**Short exercise**
Reproduce every one of the following lines word for word.

**Layout annotation data**
****************

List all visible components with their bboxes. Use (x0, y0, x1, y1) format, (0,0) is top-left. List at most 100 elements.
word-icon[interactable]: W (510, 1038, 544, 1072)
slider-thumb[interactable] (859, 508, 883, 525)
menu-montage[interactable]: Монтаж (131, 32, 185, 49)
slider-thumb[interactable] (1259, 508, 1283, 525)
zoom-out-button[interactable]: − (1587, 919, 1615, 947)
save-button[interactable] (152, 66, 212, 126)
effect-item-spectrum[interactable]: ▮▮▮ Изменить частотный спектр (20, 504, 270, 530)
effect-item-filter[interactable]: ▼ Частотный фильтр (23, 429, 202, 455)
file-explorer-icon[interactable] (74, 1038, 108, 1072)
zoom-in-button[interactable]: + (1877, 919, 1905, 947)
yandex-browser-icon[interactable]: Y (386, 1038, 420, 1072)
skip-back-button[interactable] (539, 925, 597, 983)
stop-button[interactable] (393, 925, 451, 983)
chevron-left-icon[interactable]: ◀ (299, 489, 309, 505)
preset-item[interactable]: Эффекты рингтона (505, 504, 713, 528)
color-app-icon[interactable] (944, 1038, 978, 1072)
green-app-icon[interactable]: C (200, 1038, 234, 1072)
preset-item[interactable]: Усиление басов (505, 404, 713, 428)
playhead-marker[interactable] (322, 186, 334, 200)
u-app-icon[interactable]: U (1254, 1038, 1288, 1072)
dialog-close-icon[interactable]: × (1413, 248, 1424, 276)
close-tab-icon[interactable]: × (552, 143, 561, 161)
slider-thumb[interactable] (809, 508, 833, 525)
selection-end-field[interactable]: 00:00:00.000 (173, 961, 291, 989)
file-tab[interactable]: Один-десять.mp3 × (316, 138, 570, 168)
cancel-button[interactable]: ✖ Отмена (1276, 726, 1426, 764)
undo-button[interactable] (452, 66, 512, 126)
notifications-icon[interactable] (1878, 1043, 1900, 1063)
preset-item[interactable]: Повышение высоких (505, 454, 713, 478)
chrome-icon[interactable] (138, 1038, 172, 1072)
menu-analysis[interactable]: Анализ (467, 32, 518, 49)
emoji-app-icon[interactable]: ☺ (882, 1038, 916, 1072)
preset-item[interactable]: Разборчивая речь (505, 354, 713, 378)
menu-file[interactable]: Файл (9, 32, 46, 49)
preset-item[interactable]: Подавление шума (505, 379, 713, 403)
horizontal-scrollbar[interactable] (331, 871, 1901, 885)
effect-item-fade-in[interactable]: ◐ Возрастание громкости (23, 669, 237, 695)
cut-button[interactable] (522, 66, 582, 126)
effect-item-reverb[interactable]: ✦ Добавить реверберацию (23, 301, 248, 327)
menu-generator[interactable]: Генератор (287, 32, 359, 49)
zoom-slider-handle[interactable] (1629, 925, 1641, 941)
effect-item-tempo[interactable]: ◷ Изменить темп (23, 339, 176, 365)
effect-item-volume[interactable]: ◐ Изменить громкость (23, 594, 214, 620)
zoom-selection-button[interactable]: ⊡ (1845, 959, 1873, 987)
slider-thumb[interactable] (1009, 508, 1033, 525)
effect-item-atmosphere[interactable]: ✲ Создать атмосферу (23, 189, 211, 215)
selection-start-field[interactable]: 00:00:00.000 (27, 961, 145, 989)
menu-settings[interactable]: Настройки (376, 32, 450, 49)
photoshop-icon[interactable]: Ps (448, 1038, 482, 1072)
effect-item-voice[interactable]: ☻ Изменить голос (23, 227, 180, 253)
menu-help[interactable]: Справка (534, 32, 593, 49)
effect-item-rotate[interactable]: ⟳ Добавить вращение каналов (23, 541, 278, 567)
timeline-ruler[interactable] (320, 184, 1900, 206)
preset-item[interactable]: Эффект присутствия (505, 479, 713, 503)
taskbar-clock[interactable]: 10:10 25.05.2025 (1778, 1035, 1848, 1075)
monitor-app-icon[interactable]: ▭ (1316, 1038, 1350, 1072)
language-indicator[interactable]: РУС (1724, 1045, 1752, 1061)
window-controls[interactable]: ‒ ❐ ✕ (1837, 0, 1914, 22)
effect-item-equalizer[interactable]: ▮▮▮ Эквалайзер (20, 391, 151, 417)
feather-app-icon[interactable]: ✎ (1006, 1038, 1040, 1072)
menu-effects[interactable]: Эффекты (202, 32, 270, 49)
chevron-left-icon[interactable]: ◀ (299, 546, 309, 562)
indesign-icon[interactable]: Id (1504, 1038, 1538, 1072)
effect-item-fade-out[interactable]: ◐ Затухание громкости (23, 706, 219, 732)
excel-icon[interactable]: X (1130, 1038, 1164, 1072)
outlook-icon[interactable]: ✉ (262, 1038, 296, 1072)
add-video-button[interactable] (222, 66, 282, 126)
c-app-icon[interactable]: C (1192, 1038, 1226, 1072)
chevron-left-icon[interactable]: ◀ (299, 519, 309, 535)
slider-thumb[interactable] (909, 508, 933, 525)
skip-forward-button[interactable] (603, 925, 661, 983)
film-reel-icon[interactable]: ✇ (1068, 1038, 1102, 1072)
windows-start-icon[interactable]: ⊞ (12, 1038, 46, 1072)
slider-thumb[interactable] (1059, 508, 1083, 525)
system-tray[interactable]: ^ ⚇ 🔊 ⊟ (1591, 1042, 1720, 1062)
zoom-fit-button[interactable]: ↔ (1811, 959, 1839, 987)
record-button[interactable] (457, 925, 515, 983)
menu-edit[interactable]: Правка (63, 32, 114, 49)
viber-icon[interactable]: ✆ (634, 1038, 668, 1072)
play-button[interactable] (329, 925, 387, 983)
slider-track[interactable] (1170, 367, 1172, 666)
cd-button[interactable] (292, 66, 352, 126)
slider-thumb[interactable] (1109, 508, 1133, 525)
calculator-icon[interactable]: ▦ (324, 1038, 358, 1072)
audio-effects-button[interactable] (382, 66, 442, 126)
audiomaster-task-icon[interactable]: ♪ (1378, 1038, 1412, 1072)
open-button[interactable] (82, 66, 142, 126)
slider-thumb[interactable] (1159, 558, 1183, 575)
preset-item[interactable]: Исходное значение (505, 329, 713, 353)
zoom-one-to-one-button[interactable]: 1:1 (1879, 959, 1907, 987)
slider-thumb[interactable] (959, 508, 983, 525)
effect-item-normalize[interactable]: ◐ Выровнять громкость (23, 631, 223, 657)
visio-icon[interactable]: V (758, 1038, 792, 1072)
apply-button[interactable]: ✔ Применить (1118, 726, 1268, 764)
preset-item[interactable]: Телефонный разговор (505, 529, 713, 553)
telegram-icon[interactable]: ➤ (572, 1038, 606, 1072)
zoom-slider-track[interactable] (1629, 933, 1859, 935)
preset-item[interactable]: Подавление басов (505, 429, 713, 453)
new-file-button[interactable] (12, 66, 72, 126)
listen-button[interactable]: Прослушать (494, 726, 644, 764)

****************

**Answer to the problem**
List all visible components with their bboxes. Use (x0, y0, x1, y1) format, (0,0) is top-left. List at most 100 elements.
word-icon[interactable]: W (510, 1038, 544, 1072)
slider-thumb[interactable] (859, 508, 883, 525)
menu-montage[interactable]: Монтаж (131, 32, 185, 49)
slider-thumb[interactable] (1259, 508, 1283, 525)
zoom-out-button[interactable]: − (1587, 919, 1615, 947)
save-button[interactable] (152, 66, 212, 126)
effect-item-spectrum[interactable]: ▮▮▮ Изменить частотный спектр (20, 504, 270, 530)
effect-item-filter[interactable]: ▼ Частотный фильтр (23, 429, 202, 455)
file-explorer-icon[interactable] (74, 1038, 108, 1072)
zoom-in-button[interactable]: + (1877, 919, 1905, 947)
yandex-browser-icon[interactable]: Y (386, 1038, 420, 1072)
skip-back-button[interactable] (539, 925, 597, 983)
stop-button[interactable] (393, 925, 451, 983)
chevron-left-icon[interactable]: ◀ (299, 489, 309, 505)
preset-item[interactable]: Эффекты рингтона (505, 504, 713, 528)
color-app-icon[interactable] (944, 1038, 978, 1072)
green-app-icon[interactable]: C (200, 1038, 234, 1072)
preset-item[interactable]: Усиление басов (505, 404, 713, 428)
playhead-marker[interactable] (322, 186, 334, 200)
u-app-icon[interactable]: U (1254, 1038, 1288, 1072)
dialog-close-icon[interactable]: × (1413, 248, 1424, 276)
close-tab-icon[interactable]: × (552, 143, 561, 161)
slider-thumb[interactable] (809, 508, 833, 525)
selection-end-field[interactable]: 00:00:00.000 (173, 961, 291, 989)
file-tab[interactable]: Один-десять.mp3 × (316, 138, 570, 168)
cancel-button[interactable]: ✖ Отмена (1276, 726, 1426, 764)
undo-button[interactable] (452, 66, 512, 126)
notifications-icon[interactable] (1878, 1043, 1900, 1063)
preset-item[interactable]: Повышение высоких (505, 454, 713, 478)
chrome-icon[interactable] (138, 1038, 172, 1072)
menu-analysis[interactable]: Анализ (467, 32, 518, 49)
emoji-app-icon[interactable]: ☺ (882, 1038, 916, 1072)
preset-item[interactable]: Разборчивая речь (505, 354, 713, 378)
menu-file[interactable]: Файл (9, 32, 46, 49)
preset-item[interactable]: Подавление шума (505, 379, 713, 403)
horizontal-scrollbar[interactable] (331, 871, 1901, 885)
effect-item-fade-in[interactable]: ◐ Возрастание громкости (23, 669, 237, 695)
cut-button[interactable] (522, 66, 582, 126)
effect-item-reverb[interactable]: ✦ Добавить реверберацию (23, 301, 248, 327)
menu-generator[interactable]: Генератор (287, 32, 359, 49)
zoom-slider-handle[interactable] (1629, 925, 1641, 941)
effect-item-tempo[interactable]: ◷ Изменить темп (23, 339, 176, 365)
effect-item-volume[interactable]: ◐ Изменить громкость (23, 594, 214, 620)
zoom-selection-button[interactable]: ⊡ (1845, 959, 1873, 987)
slider-thumb[interactable] (1009, 508, 1033, 525)
effect-item-atmosphere[interactable]: ✲ Создать атмосферу (23, 189, 211, 215)
selection-start-field[interactable]: 00:00:00.000 (27, 961, 145, 989)
menu-settings[interactable]: Настройки (376, 32, 450, 49)
photoshop-icon[interactable]: Ps (448, 1038, 482, 1072)
effect-item-voice[interactable]: ☻ Изменить голос (23, 227, 180, 253)
menu-help[interactable]: Справка (534, 32, 593, 49)
effect-item-rotate[interactable]: ⟳ Добавить вращение каналов (23, 541, 278, 567)
timeline-ruler[interactable] (320, 184, 1900, 206)
preset-item[interactable]: Эффект присутствия (505, 479, 713, 503)
taskbar-clock[interactable]: 10:10 25.05.2025 (1778, 1035, 1848, 1075)
monitor-app-icon[interactable]: ▭ (1316, 1038, 1350, 1072)
language-indicator[interactable]: РУС (1724, 1045, 1752, 1061)
window-controls[interactable]: ‒ ❐ ✕ (1837, 0, 1914, 22)
effect-item-equalizer[interactable]: ▮▮▮ Эквалайзер (20, 391, 151, 417)
feather-app-icon[interactable]: ✎ (1006, 1038, 1040, 1072)
menu-effects[interactable]: Эффекты (202, 32, 270, 49)
chevron-left-icon[interactable]: ◀ (299, 546, 309, 562)
indesign-icon[interactable]: Id (1504, 1038, 1538, 1072)
effect-item-fade-out[interactable]: ◐ Затухание громкости (23, 706, 219, 732)
excel-icon[interactable]: X (1130, 1038, 1164, 1072)
outlook-icon[interactable]: ✉ (262, 1038, 296, 1072)
add-video-button[interactable] (222, 66, 282, 126)
c-app-icon[interactable]: C (1192, 1038, 1226, 1072)
chevron-left-icon[interactable]: ◀ (299, 519, 309, 535)
slider-thumb[interactable] (909, 508, 933, 525)
skip-forward-button[interactable] (603, 925, 661, 983)
film-reel-icon[interactable]: ✇ (1068, 1038, 1102, 1072)
windows-start-icon[interactable]: ⊞ (12, 1038, 46, 1072)
slider-thumb[interactable] (1059, 508, 1083, 525)
system-tray[interactable]: ^ ⚇ 🔊 ⊟ (1591, 1042, 1720, 1062)
zoom-fit-button[interactable]: ↔ (1811, 959, 1839, 987)
record-button[interactable] (457, 925, 515, 983)
menu-edit[interactable]: Правка (63, 32, 114, 49)
viber-icon[interactable]: ✆ (634, 1038, 668, 1072)
play-button[interactable] (329, 925, 387, 983)
slider-track[interactable] (1170, 367, 1172, 666)
cd-button[interactable] (292, 66, 352, 126)
slider-thumb[interactable] (1109, 508, 1133, 525)
calculator-icon[interactable]: ▦ (324, 1038, 358, 1072)
audio-effects-button[interactable] (382, 66, 442, 126)
audiomaster-task-icon[interactable]: ♪ (1378, 1038, 1412, 1072)
open-button[interactable] (82, 66, 142, 126)
slider-thumb[interactable] (1159, 558, 1183, 575)
preset-item[interactable]: Исходное значение (505, 329, 713, 353)
zoom-one-to-one-button[interactable]: 1:1 (1879, 959, 1907, 987)
slider-thumb[interactable] (959, 508, 983, 525)
effect-item-normalize[interactable]: ◐ Выровнять громкость (23, 631, 223, 657)
visio-icon[interactable]: V (758, 1038, 792, 1072)
apply-button[interactable]: ✔ Применить (1118, 726, 1268, 764)
preset-item[interactable]: Телефонный разговор (505, 529, 713, 553)
telegram-icon[interactable]: ➤ (572, 1038, 606, 1072)
zoom-slider-track[interactable] (1629, 933, 1859, 935)
preset-item[interactable]: Подавление басов (505, 429, 713, 453)
new-file-button[interactable] (12, 66, 72, 126)
listen-button[interactable]: Прослушать (494, 726, 644, 764)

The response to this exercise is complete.